═══ TEXTE ═══

Agriculture : le secteur au cœur d’une réforme difficile

La loi dans le domaine est en train de subir un grand toilettage. Dans l’ensemble, il s’agit des modifications plutôt majeures qui s’appliquent à la loi n°11/002 du 24 décembre 2011 portant principes fondamentaux relatifs à l’agriculture. Au moins trois propositions chères au secteur privé ont suscité la colère des milieux paysans pour leur impact négatif sur le secteur.

Aux dernières nouvelles, le projet de loi modifiant et complétant la loi du 24 décembre 2011 a dépassé l’étape de l’examen au Sénat pour la seconde lecture au niveau de l’Assemblée nationale. L’on se prépare à un nouvel affrontement entre le secteur privé et les milieux paysans par le truchement des deux chambres du Parlement. Pour son initiateur, le sénateur Musendu, ces modifications interviennent six ans après l’entrée en vigueur de la loi du 10 janvier 2011 mais son bilan reste très mitigé, voire en deçà des attentes.

Avec ces modifications, l’objectif global poursuivi est de faire sauter les derniers verrous. C’est le cas pour l’accès à la terre destinée à l’agriculture et la participation des étrangers dans le capital social de la société. Désormais, l’État congolais veut, d’une part, s’assurer d’un meilleur accès à la terre agricole pour les nationaux et, d’autre part, drainer plus d’investissements lourds dans le secteur. L’initiateur appuie également sans réserve le renforcement des mécanismes de financement des Congolais dans le secteur agricole. Toutefois, il a rejeté toute visée de nationalisation dans sa démarche.

═══ DONNÉES FOURNIES ═══

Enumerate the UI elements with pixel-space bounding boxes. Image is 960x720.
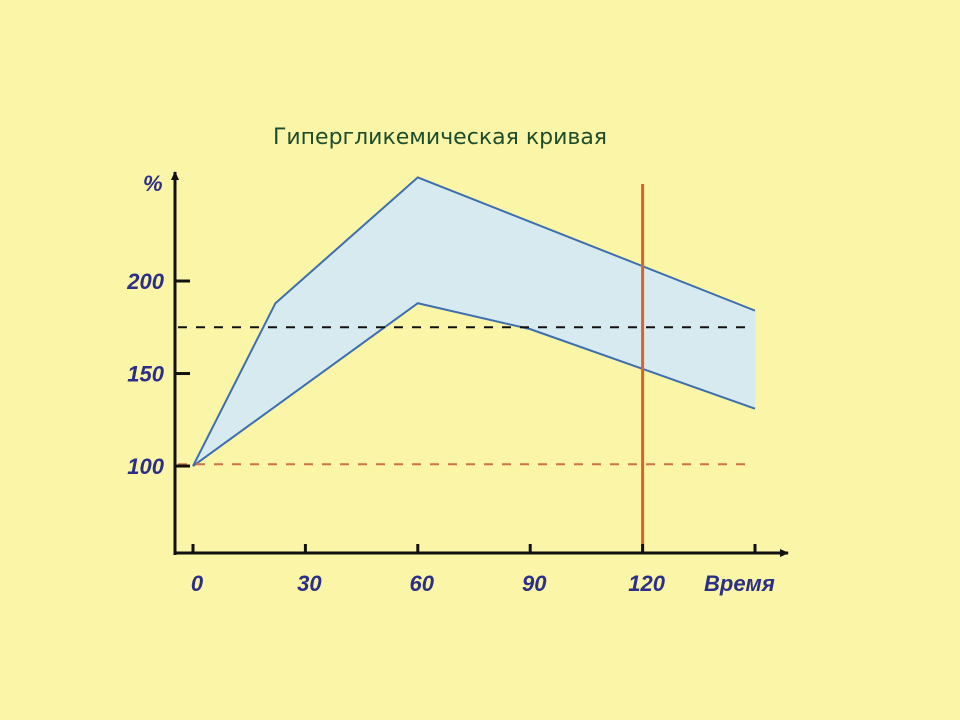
- x-tick-label: 0: [191, 571, 204, 596]
- x-axis-label: Время: [704, 571, 775, 596]
- x-tick-label: 90: [522, 571, 547, 596]
- upper-bound-line: [192, 176, 756, 467]
- y-tick-label: 100: [127, 454, 164, 479]
- y-tick-label: 200: [126, 269, 164, 294]
- x-tick-label: 60: [410, 571, 435, 596]
- x-tick-label: 120: [628, 571, 665, 596]
- band-layer: [192, 176, 756, 467]
- y-axis-label: %: [143, 171, 163, 196]
- range-band-fill: [193, 177, 755, 467]
- reference-lines: [178, 184, 752, 553]
- x-tick-label: 30: [297, 571, 322, 596]
- y-tick-label: 150: [127, 362, 164, 387]
- axis-ticks: 0 30 60 90 120 100 150 200: [126, 269, 757, 596]
- chart-title: Гипергликемическая кривая: [273, 125, 607, 150]
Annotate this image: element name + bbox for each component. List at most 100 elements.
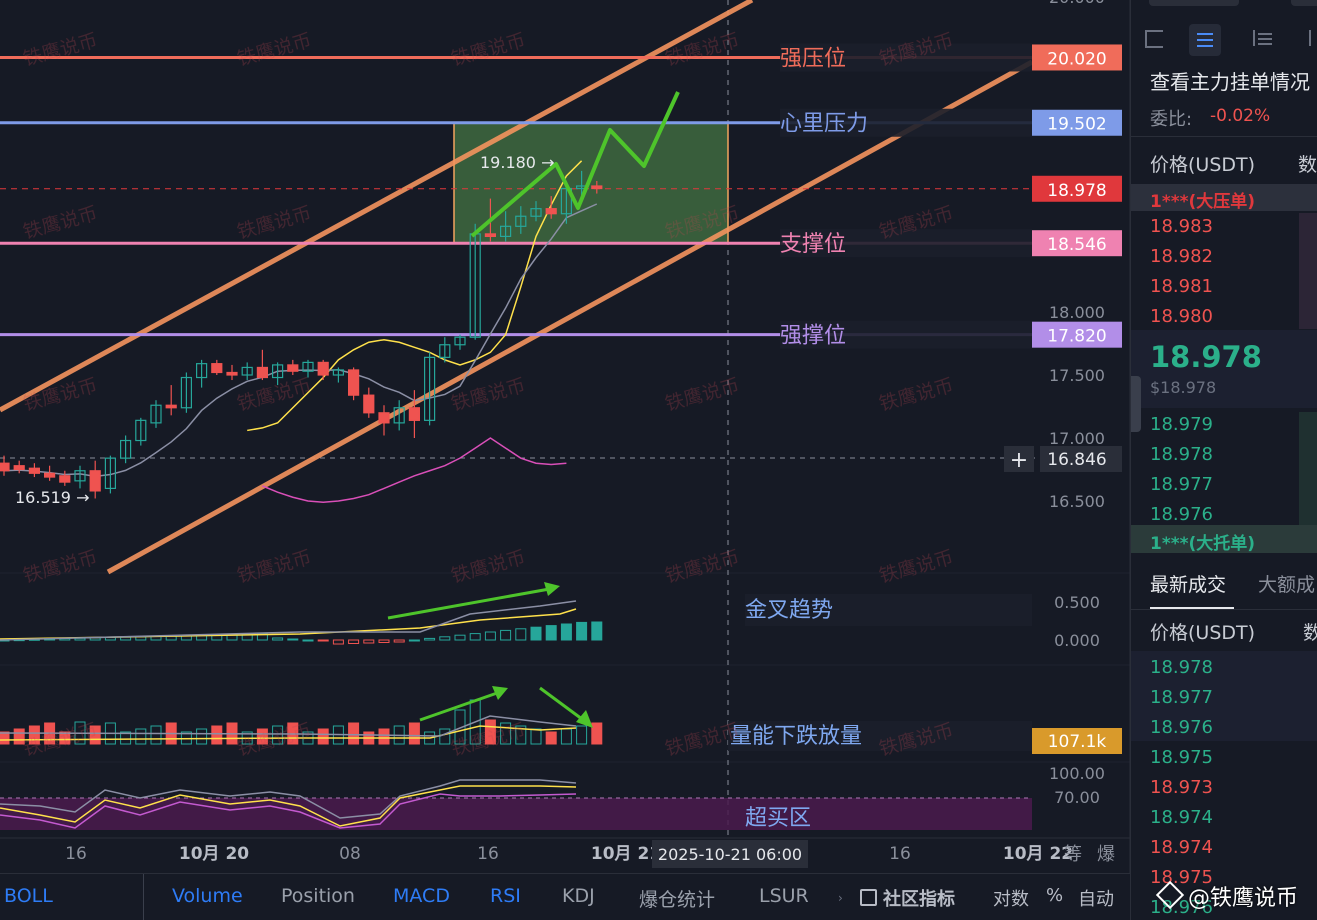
macd-bar: [545, 625, 557, 641]
auto-scale-toggle[interactable]: 自动: [1078, 889, 1114, 910]
rsi-axis-tick: 100.00: [1049, 764, 1105, 783]
volume-bar: [135, 728, 147, 745]
macd-bar: [332, 639, 344, 645]
candle-body: [0, 462, 10, 472]
macd-bar: [348, 639, 360, 644]
orderbook-last-price: 18.978: [1150, 340, 1262, 374]
trade-price: 18.974: [1150, 807, 1213, 828]
last-price-row: [1131, 330, 1317, 408]
panel-collapse-handle[interactable]: [1131, 376, 1141, 432]
brand-mark: @铁鹰说币: [1155, 880, 1298, 912]
price-axis-tick: 17.500: [1049, 366, 1105, 385]
ask-price[interactable]: 18.980: [1150, 306, 1213, 327]
bids-icon-line: [1197, 45, 1213, 47]
trade-price: 18.973: [1150, 777, 1213, 798]
macd-bar: [287, 638, 299, 641]
time-axis-tick: 10月 20: [179, 844, 249, 864]
macd-bar: [454, 634, 466, 641]
price-level-tag: [1032, 44, 1122, 71]
candle-body: [272, 364, 284, 379]
volume-bar: [484, 719, 496, 745]
crosshair-add-button[interactable]: [1004, 446, 1034, 472]
tab-lsur[interactable]: LSUR: [759, 885, 809, 907]
tab-position[interactable]: Position: [281, 885, 355, 907]
volume-bar: [150, 725, 162, 745]
orderbook-both-icon[interactable]: [1145, 30, 1163, 48]
ask-wall-row[interactable]: 1***(大压单): [1131, 184, 1317, 212]
tab-scroll-right[interactable]: ›: [838, 891, 843, 905]
macd-bar: [408, 639, 420, 642]
macd-bar: [378, 639, 390, 643]
macd-line: [0, 600, 577, 641]
trade-price: 18.975: [1150, 867, 1213, 888]
candle-body: [439, 344, 451, 358]
ask-price[interactable]: 18.981: [1150, 276, 1213, 297]
consolidation-box: [453, 121, 729, 244]
macd-axis-tick: 0.000: [1054, 631, 1100, 650]
macd-bar: [363, 639, 375, 644]
boll-middle-line: [3, 203, 598, 478]
volume-bar: [211, 725, 223, 745]
macd-bar: [530, 626, 542, 641]
bid-price[interactable]: 18.979: [1150, 414, 1213, 435]
price-level-tag: [1032, 109, 1122, 136]
macd-bar: [515, 628, 527, 641]
tab-rsi[interactable]: RSI: [490, 885, 521, 907]
tab-large-trades[interactable]: 大额成: [1258, 574, 1316, 596]
bid-price[interactable]: 18.976: [1150, 504, 1213, 525]
volume-value-text: 107.1k: [1048, 732, 1107, 752]
candle-body: [241, 366, 253, 376]
percent-scale-toggle[interactable]: %: [1046, 885, 1064, 906]
log-scale-toggle[interactable]: 对数: [993, 889, 1029, 910]
macd-bar: [500, 629, 512, 641]
volume-bar: [256, 728, 268, 745]
ask-price[interactable]: 18.983: [1150, 216, 1213, 237]
candle-body: [165, 404, 177, 409]
candle-body: [256, 366, 268, 379]
bid-price[interactable]: 18.977: [1150, 474, 1213, 495]
trades-highlight: [1131, 651, 1317, 741]
volume-bar: [196, 728, 208, 745]
tab-kdj[interactable]: KDJ: [562, 885, 595, 907]
bid-price[interactable]: 18.978: [1150, 444, 1213, 465]
orderbook-more-icon[interactable]: [1309, 30, 1317, 46]
tab-boll[interactable]: BOLL: [4, 885, 53, 907]
last-price-tag: [1032, 175, 1122, 202]
orderbook-asks-icon[interactable]: [1253, 30, 1273, 46]
candle-body: [43, 472, 56, 478]
volume-bar: [89, 725, 101, 745]
macd-bar: [560, 623, 572, 641]
bid-wall-row[interactable]: 1***(大托单): [1131, 525, 1317, 554]
price-axis-tick: 20.000: [1049, 0, 1105, 7]
macd-signal-line: [0, 608, 577, 640]
orderbook-bids-icon[interactable]: [1189, 24, 1221, 56]
tab-liquidation-stats[interactable]: 爆仓统计: [639, 889, 716, 911]
candle-body: [150, 404, 162, 424]
trades-price-header: 价格(USDT): [1150, 622, 1256, 644]
trade-price: 18.978: [1150, 657, 1213, 678]
volume-bar: [28, 725, 40, 745]
ask-price[interactable]: 18.982: [1150, 246, 1213, 267]
orderbook-qty-header: 数: [1298, 154, 1317, 176]
asks-icon-line: [1258, 33, 1272, 35]
boll-upper-line: [247, 160, 583, 432]
channel-lower-line: [106, 59, 1034, 575]
macd-bar: [591, 621, 603, 641]
macd-bar: [302, 639, 314, 642]
rsi-axis-tick: 70.00: [1054, 788, 1100, 807]
volume-up-arrow: [419, 690, 501, 722]
volume-bar: [348, 722, 360, 745]
candle-body: [302, 361, 314, 372]
tab-volume[interactable]: Volume: [172, 885, 243, 907]
tab-latest-trades[interactable]: 最新成交: [1150, 574, 1227, 596]
candle-body: [211, 363, 223, 374]
volume-ma-line-2: [0, 715, 577, 737]
time-axis-tick: 10月 21: [591, 844, 661, 864]
rsi-overbought-zone: [0, 798, 1032, 830]
volume-bar: [0, 731, 10, 745]
volume-bar: [408, 722, 420, 745]
rsi-annotation: 超买区: [745, 806, 811, 831]
macd-bar: [484, 631, 496, 641]
community-indicator-button[interactable]: 社区指标: [860, 885, 955, 911]
tab-macd[interactable]: MACD: [393, 885, 450, 907]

═══

> **CONSIGNE A**
Renvoyez sans aucune modification la totalité du texte sur la réforme de la loi agricole.
> **CONSIGNE B**
Dans les enregistrements, retapez à l'identique la partie qui s'ouvre sur la ligne contenant « - x-tick-label: 0: [191, 571, 204, 596] » et se ferme sur celle contenant « - band-layer: [192, 176, 756, 467] », ces deux lignes comprises, et rien d'autre.
Le texte et les enregistrements ont des origines distinctes.

> **RÉPONSE ATTENDUE A**
Agriculture : le secteur au cœur d’une réforme difficile

La loi dans le domaine est en train de subir un grand toilettage. Dans l’ensemble, il s’agit des modifications plutôt majeures qui s’appliquent à la loi n°11/002 du 24 décembre 2011 portant principes fondamentaux relatifs à l’agriculture. Au moins trois propositions chères au secteur privé ont suscité la colère des milieux paysans pour leur impact négatif sur le secteur.

Aux dernières nouvelles, le projet de loi modifiant et complétant la loi du 24 décembre 2011 a dépassé l’étape de l’examen au Sénat pour la seconde lecture au niveau de l’Assemblée nationale. L’on se prépare à un nouvel affrontement entre le secteur privé et les milieux paysans par le truchement des deux chambres du Parlement. Pour son initiateur, le sénateur Musendu, ces modifications interviennent six ans après l’entrée en vigueur de la loi du 10 janvier 2011 mais son bilan reste très mitigé, voire en deçà des attentes.

Avec ces modifications, l’objectif global poursuivi est de faire sauter les derniers verrous. C’est le cas pour l’accès à la terre destinée à l’agriculture et la participation des étrangers dans le capital social de la société. Désormais, l’État congolais veut, d’une part, s’assurer d’un meilleur accès à la terre agricole pour les nationaux et, d’autre part, drainer plus d’investissements lourds dans le secteur. L’initiateur appuie également sans réserve le renforcement des mécanismes de financement des Congolais dans le secteur agricole. Toutefois, il a rejeté toute visée de nationalisation dans sa démarche.

> **RÉPONSE ATTENDUE B**
- x-tick-label: 0: [191, 571, 204, 596]
- x-axis-label: Время: [704, 571, 775, 596]
- x-tick-label: 90: [522, 571, 547, 596]
- upper-bound-line: [192, 176, 756, 467]
- y-tick-label: 100: [127, 454, 164, 479]
- y-tick-label: 200: [126, 269, 164, 294]
- x-tick-label: 60: [410, 571, 435, 596]
- x-tick-label: 120: [628, 571, 665, 596]
- band-layer: [192, 176, 756, 467]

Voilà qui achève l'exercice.